[PROBLEM TO SOLVE]: What is the count of lines in the listing below that hold the string "value"? Reply with that number alone.

********************

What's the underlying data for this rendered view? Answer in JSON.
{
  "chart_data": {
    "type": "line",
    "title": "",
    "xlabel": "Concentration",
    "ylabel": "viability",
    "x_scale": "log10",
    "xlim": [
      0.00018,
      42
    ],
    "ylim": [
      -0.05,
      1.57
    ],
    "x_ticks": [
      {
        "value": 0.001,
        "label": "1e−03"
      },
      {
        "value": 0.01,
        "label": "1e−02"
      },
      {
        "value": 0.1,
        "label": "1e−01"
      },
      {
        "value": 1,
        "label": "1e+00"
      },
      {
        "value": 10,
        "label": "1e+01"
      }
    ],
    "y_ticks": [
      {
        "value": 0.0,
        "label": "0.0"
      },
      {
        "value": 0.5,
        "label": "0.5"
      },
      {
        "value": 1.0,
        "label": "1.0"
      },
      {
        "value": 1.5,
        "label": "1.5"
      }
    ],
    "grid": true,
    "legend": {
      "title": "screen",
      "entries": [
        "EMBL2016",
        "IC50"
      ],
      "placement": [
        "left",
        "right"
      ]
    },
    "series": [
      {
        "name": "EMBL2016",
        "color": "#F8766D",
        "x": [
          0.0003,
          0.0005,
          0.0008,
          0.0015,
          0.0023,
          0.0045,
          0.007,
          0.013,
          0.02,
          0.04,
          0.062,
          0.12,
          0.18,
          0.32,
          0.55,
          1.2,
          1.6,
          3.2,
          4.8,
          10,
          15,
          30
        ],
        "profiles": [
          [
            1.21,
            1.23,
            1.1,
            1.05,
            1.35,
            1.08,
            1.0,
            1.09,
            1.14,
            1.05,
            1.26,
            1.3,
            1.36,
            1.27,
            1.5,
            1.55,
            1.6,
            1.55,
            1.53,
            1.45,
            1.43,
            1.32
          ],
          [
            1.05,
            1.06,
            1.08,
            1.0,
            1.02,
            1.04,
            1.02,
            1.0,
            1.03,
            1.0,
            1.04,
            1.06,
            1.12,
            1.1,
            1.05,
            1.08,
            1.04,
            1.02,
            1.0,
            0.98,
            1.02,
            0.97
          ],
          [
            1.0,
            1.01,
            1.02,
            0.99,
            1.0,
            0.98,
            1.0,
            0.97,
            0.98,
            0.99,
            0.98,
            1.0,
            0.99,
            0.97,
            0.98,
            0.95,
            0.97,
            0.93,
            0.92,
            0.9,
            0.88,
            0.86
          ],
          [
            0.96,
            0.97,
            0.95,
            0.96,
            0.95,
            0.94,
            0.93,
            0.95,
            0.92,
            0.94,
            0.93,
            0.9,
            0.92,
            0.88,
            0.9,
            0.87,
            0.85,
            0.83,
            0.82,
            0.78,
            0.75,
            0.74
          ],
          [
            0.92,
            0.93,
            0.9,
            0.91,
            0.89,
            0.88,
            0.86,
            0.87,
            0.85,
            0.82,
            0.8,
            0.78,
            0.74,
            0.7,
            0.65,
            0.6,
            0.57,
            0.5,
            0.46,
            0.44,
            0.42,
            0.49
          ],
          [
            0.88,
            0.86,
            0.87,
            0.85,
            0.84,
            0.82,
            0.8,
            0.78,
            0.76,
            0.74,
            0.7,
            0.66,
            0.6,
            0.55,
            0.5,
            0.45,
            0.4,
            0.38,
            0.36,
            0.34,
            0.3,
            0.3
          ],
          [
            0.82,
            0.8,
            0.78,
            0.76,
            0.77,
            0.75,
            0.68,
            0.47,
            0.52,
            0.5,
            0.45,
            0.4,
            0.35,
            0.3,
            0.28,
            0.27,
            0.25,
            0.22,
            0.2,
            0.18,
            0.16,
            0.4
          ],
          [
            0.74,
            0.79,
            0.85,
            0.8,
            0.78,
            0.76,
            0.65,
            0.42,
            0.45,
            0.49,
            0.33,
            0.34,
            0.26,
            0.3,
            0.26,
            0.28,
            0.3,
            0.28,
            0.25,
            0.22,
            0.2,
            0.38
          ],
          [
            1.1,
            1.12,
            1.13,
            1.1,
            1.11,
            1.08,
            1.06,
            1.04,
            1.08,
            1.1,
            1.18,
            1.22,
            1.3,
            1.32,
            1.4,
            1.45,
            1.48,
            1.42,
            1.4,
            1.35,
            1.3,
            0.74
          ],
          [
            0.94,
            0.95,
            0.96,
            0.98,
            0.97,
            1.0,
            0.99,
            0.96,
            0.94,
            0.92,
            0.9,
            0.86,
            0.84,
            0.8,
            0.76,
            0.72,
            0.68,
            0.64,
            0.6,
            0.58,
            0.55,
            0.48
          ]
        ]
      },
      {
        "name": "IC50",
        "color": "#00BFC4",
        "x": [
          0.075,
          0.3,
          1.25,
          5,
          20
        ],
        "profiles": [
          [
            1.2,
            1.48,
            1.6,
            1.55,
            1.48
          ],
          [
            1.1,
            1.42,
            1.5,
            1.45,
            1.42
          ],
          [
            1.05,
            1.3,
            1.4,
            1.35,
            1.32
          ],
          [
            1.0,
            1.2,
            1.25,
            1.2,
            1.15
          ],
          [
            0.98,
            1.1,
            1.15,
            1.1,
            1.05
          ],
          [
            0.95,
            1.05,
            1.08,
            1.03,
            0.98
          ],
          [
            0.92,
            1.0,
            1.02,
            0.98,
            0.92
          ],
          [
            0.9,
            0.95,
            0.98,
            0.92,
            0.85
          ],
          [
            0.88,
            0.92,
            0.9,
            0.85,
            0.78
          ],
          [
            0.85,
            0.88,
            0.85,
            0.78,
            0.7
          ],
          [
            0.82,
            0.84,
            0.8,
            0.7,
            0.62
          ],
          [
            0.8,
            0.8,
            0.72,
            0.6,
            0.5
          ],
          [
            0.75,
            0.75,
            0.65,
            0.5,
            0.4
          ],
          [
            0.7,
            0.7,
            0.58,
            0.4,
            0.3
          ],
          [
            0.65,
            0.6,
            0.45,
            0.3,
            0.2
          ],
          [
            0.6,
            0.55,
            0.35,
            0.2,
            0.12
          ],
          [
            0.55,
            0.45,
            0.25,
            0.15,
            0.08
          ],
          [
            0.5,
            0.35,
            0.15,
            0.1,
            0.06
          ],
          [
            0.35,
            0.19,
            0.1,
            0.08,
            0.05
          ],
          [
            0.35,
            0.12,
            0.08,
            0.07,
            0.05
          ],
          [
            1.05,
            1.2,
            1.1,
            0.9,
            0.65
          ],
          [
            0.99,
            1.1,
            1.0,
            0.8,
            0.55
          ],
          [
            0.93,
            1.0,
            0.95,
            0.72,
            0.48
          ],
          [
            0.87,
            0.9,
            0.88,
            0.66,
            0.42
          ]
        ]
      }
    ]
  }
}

********************

[OUTPUT FOR THIS EXERCISE]: 9